# EXERCISE DETAILS
Reply with one number: how many lines contain the word "Total".

# THE DATA
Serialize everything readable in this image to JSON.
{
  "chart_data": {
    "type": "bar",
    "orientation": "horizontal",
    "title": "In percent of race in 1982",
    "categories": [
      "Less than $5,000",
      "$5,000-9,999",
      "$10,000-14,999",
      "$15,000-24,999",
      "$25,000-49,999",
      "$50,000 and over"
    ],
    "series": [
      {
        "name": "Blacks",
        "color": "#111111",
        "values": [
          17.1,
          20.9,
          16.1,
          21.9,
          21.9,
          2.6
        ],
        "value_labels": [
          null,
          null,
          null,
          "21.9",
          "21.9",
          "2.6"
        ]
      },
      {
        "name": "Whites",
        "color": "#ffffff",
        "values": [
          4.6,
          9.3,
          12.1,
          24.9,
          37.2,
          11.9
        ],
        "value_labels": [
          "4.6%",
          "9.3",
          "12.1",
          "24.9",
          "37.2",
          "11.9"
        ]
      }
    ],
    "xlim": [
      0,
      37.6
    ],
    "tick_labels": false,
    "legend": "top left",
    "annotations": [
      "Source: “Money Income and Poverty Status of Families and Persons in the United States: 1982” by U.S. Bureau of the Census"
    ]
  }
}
---
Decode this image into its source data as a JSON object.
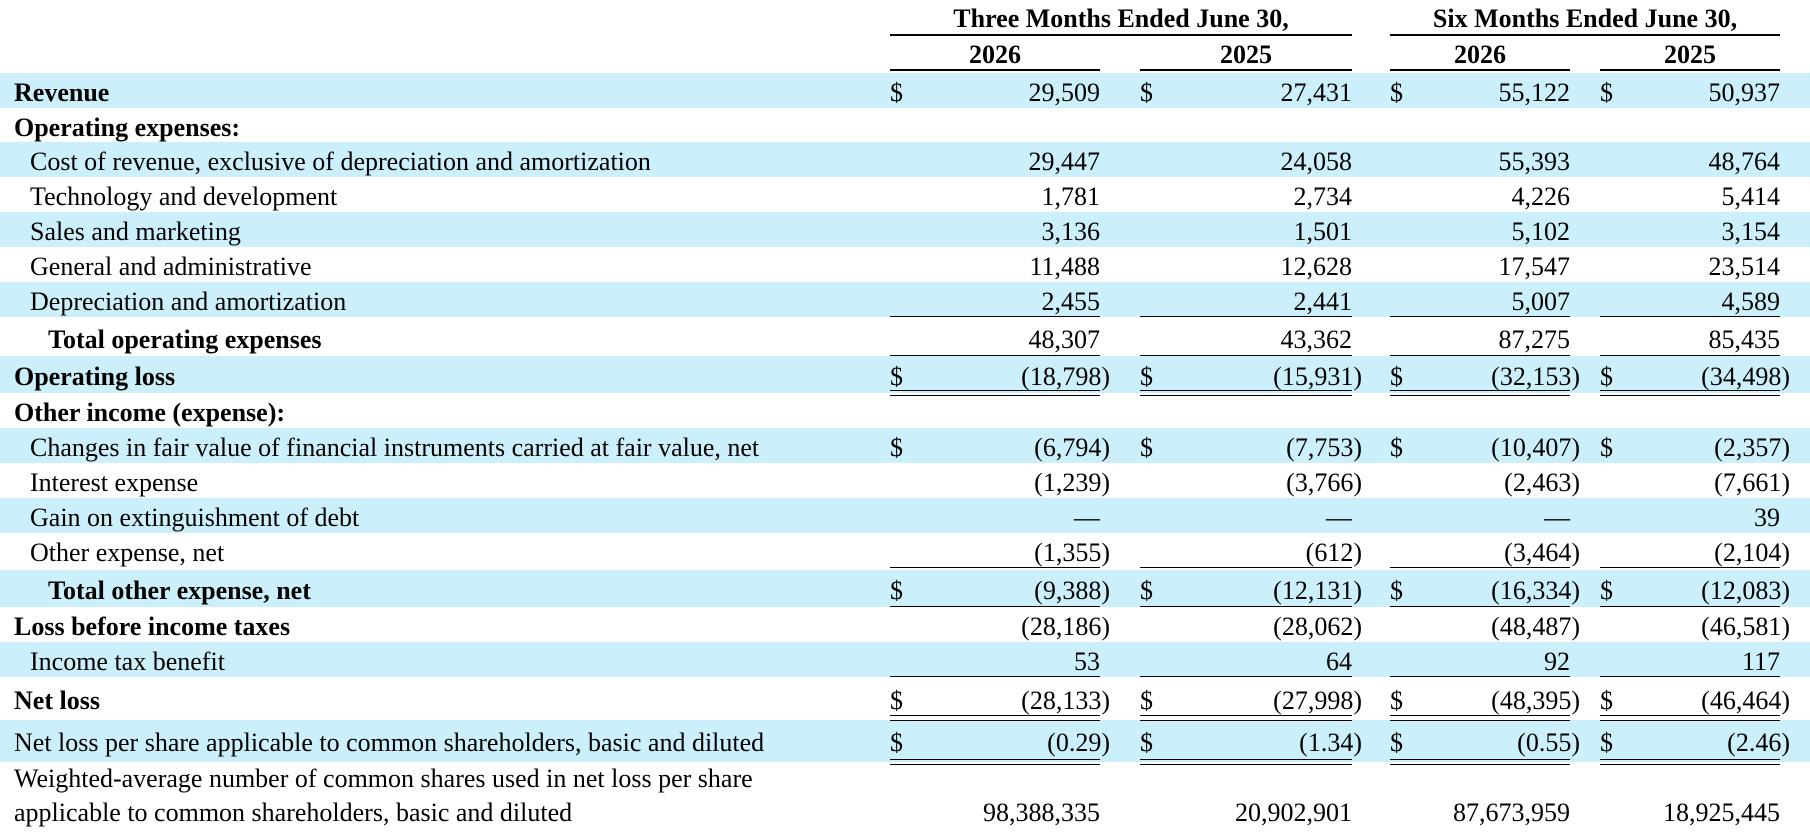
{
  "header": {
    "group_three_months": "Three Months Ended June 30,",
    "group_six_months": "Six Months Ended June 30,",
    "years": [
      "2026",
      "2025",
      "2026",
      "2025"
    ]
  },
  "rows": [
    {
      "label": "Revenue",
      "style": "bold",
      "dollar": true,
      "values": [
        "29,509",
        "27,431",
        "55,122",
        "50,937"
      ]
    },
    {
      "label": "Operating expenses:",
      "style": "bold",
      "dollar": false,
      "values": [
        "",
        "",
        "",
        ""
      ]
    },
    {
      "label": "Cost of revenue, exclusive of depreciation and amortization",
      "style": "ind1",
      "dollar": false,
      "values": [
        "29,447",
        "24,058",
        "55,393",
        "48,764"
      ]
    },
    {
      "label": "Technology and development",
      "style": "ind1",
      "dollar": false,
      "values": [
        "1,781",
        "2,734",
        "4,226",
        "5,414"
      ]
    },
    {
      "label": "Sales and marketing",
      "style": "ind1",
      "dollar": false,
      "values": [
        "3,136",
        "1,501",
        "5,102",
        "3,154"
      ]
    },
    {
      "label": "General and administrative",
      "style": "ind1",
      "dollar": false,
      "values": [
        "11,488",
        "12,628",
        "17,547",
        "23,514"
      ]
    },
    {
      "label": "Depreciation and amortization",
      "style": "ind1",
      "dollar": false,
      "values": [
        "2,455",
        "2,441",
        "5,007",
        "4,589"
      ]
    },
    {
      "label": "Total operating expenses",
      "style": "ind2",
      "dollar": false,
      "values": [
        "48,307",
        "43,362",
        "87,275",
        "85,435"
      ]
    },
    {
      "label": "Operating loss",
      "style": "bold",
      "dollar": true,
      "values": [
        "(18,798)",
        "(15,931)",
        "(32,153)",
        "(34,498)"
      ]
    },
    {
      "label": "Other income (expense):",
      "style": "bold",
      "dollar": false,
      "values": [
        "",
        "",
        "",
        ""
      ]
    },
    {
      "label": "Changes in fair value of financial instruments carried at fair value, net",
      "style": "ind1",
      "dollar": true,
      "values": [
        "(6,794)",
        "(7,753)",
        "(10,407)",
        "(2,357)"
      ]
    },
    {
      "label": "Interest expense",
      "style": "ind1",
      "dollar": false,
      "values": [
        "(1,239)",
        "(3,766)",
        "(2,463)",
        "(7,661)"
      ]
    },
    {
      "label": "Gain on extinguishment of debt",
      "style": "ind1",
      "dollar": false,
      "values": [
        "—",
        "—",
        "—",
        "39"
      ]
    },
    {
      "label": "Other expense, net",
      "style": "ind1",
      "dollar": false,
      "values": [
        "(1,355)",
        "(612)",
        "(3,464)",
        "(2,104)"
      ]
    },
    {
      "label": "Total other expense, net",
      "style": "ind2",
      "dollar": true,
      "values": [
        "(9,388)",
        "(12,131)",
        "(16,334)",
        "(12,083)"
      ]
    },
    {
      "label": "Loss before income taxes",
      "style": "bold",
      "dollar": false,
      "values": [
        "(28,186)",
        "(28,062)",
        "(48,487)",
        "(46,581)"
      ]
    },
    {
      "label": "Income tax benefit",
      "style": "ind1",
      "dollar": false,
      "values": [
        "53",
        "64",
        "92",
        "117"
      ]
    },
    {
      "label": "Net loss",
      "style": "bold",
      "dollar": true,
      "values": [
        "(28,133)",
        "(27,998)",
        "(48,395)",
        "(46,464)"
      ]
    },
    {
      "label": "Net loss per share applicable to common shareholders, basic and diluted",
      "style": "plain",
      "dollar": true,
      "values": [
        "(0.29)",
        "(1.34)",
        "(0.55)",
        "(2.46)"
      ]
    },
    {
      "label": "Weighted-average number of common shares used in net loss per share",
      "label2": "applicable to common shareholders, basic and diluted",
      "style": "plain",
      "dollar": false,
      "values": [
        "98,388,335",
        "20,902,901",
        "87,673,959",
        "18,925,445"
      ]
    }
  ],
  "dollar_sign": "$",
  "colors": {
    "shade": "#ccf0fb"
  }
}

# OUTPUT OF THE TASK
2